Source data >>
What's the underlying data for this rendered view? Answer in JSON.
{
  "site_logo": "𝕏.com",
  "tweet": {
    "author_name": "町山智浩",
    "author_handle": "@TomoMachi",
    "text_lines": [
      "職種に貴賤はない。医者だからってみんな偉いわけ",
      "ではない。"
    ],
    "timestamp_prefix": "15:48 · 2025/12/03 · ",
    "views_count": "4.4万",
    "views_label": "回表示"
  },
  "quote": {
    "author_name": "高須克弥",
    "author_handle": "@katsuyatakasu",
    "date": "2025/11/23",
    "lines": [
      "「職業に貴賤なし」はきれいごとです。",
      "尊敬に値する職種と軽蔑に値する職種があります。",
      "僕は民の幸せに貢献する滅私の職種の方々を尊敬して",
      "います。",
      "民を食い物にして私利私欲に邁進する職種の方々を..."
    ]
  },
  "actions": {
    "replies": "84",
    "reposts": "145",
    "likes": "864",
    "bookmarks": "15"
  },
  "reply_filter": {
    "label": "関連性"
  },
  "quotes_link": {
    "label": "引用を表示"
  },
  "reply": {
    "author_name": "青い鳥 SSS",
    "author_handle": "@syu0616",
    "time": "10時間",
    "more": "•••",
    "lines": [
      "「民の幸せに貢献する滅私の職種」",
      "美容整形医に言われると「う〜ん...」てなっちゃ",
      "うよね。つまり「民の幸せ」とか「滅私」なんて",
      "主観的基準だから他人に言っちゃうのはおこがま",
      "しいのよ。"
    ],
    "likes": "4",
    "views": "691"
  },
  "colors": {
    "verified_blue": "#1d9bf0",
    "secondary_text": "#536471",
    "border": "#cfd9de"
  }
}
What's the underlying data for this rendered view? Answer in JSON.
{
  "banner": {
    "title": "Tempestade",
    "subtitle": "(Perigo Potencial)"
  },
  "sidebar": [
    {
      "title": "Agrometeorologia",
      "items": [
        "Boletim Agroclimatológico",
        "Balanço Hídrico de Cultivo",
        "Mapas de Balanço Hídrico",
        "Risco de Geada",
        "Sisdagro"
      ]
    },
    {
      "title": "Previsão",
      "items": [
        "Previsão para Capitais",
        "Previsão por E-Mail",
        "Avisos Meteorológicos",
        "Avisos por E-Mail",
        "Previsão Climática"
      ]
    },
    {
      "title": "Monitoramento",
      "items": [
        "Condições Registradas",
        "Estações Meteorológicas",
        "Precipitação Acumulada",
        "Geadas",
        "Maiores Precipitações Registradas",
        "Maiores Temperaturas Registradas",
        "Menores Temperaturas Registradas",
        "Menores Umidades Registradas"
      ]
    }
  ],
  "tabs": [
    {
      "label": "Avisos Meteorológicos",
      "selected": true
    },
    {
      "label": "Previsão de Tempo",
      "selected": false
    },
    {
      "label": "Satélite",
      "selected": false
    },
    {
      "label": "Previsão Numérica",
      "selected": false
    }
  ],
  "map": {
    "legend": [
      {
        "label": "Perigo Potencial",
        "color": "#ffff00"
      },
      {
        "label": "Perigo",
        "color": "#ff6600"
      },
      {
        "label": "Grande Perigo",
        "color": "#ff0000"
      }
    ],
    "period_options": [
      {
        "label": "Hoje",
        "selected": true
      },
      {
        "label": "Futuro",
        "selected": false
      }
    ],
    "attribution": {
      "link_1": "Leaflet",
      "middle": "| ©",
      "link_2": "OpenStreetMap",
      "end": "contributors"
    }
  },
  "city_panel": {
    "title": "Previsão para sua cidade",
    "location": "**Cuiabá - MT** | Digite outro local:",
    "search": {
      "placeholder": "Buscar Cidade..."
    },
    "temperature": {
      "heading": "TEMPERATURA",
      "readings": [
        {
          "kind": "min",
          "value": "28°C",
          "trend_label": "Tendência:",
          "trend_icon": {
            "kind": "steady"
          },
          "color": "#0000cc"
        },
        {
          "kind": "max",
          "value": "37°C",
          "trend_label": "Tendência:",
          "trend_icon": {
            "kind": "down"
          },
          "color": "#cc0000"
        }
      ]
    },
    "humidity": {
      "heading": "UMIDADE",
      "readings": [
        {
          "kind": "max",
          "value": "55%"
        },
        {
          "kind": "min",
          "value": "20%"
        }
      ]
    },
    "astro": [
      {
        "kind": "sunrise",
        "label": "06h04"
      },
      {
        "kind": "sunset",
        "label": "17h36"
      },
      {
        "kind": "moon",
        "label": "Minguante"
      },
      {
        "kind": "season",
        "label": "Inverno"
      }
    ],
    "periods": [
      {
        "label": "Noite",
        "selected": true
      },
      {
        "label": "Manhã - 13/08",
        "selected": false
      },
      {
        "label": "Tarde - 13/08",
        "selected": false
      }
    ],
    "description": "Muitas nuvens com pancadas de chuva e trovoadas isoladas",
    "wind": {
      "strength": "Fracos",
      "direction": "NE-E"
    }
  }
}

Short problem >> Reproduce each entry word for word.

Final answer >>
What's the underlying data for this rendered view? Answer in JSON.
{
  "site_logo": "𝕏.com",
  "tweet": {
    "author_name": "町山智浩",
    "author_handle": "@TomoMachi",
    "text_lines": [
      "職種に貴賤はない。医者だからってみんな偉いわけ",
      "ではない。"
    ],
    "timestamp_prefix": "15:48 · 2025/12/03 · ",
    "views_count": "4.4万",
    "views_label": "回表示"
  },
  "quote": {
    "author_name": "高須克弥",
    "author_handle": "@katsuyatakasu",
    "date": "2025/11/23",
    "lines": [
      "「職業に貴賤なし」はきれいごとです。",
      "尊敬に値する職種と軽蔑に値する職種があります。",
      "僕は民の幸せに貢献する滅私の職種の方々を尊敬して",
      "います。",
      "民を食い物にして私利私欲に邁進する職種の方々を..."
    ]
  },
  "actions": {
    "replies": "84",
    "reposts": "145",
    "likes": "864",
    "bookmarks": "15"
  },
  "reply_filter": {
    "label": "関連性"
  },
  "quotes_link": {
    "label": "引用を表示"
  },
  "reply": {
    "author_name": "青い鳥 SSS",
    "author_handle": "@syu0616",
    "time": "10時間",
    "more": "•••",
    "lines": [
      "「民の幸せに貢献する滅私の職種」",
      "美容整形医に言われると「う〜ん...」てなっちゃ",
      "うよね。つまり「民の幸せ」とか「滅私」なんて",
      "主観的基準だから他人に言っちゃうのはおこがま",
      "しいのよ。"
    ],
    "likes": "4",
    "views": "691"
  },
  "colors": {
    "verified_blue": "#1d9bf0",
    "secondary_text": "#536471",
    "border": "#cfd9de"
  }
}
What's the underlying data for this rendered view? Answer in JSON.
{
  "banner": {
    "title": "Tempestade",
    "subtitle": "(Perigo Potencial)"
  },
  "sidebar": [
    {
      "title": "Agrometeorologia",
      "items": [
        "Boletim Agroclimatológico",
        "Balanço Hídrico de Cultivo",
        "Mapas de Balanço Hídrico",
        "Risco de Geada",
        "Sisdagro"
      ]
    },
    {
      "title": "Previsão",
      "items": [
        "Previsão para Capitais",
        "Previsão por E-Mail",
        "Avisos Meteorológicos",
        "Avisos por E-Mail",
        "Previsão Climática"
      ]
    },
    {
      "title": "Monitoramento",
      "items": [
        "Condições Registradas",
        "Estações Meteorológicas",
        "Precipitação Acumulada",
        "Geadas",
        "Maiores Precipitações Registradas",
        "Maiores Temperaturas Registradas",
        "Menores Temperaturas Registradas",
        "Menores Umidades Registradas"
      ]
    }
  ],
  "tabs": [
    {
      "label": "Avisos Meteorológicos",
      "selected": true
    },
    {
      "label": "Previsão de Tempo",
      "selected": false
    },
    {
      "label": "Satélite",
      "selected": false
    },
    {
      "label": "Previsão Numérica",
      "selected": false
    }
  ],
  "map": {
    "legend": [
      {
        "label": "Perigo Potencial",
        "color": "#ffff00"
      },
      {
        "label": "Perigo",
        "color": "#ff6600"
      },
      {
        "label": "Grande Perigo",
        "color": "#ff0000"
      }
    ],
    "period_options": [
      {
        "label": "Hoje",
        "selected": true
      },
      {
        "label": "Futuro",
        "selected": false
      }
    ],
    "attribution": {
      "link_1": "Leaflet",
      "middle": "| ©",
      "link_2": "OpenStreetMap",
      "end": "contributors"
    }
  },
  "city_panel": {
    "title": "Previsão para sua cidade",
    "location": "**Cuiabá - MT** | Digite outro local:",
    "search": {
      "placeholder": "Buscar Cidade..."
    },
    "temperature": {
      "heading": "TEMPERATURA",
      "readings": [
        {
          "kind": "min",
          "value": "28°C",
          "trend_label": "Tendência:",
          "trend_icon": {
            "kind": "steady"
          },
          "color": "#0000cc"
        },
        {
          "kind": "max",
          "value": "37°C",
          "trend_label": "Tendência:",
          "trend_icon": {
            "kind": "down"
          },
          "color": "#cc0000"
        }
      ]
    },
    "humidity": {
      "heading": "UMIDADE",
      "readings": [
        {
          "kind": "max",
          "value": "55%"
        },
        {
          "kind": "min",
          "value": "20%"
        }
      ]
    },
    "astro": [
      {
        "kind": "sunrise",
        "label": "06h04"
      },
      {
        "kind": "sunset",
        "label": "17h36"
      },
      {
        "kind": "moon",
        "label": "Minguante"
      },
      {
        "kind": "season",
        "label": "Inverno"
      }
    ],
    "periods": [
      {
        "label": "Noite",
        "selected": true
      },
      {
        "label": "Manhã - 13/08",
        "selected": false
      },
      {
        "label": "Tarde - 13/08",
        "selected": false
      }
    ],
    "description": "Muitas nuvens com pancadas de chuva e trovoadas isoladas",
    "wind": {
      "strength": "Fracos",
      "direction": "NE-E"
    }
  }
}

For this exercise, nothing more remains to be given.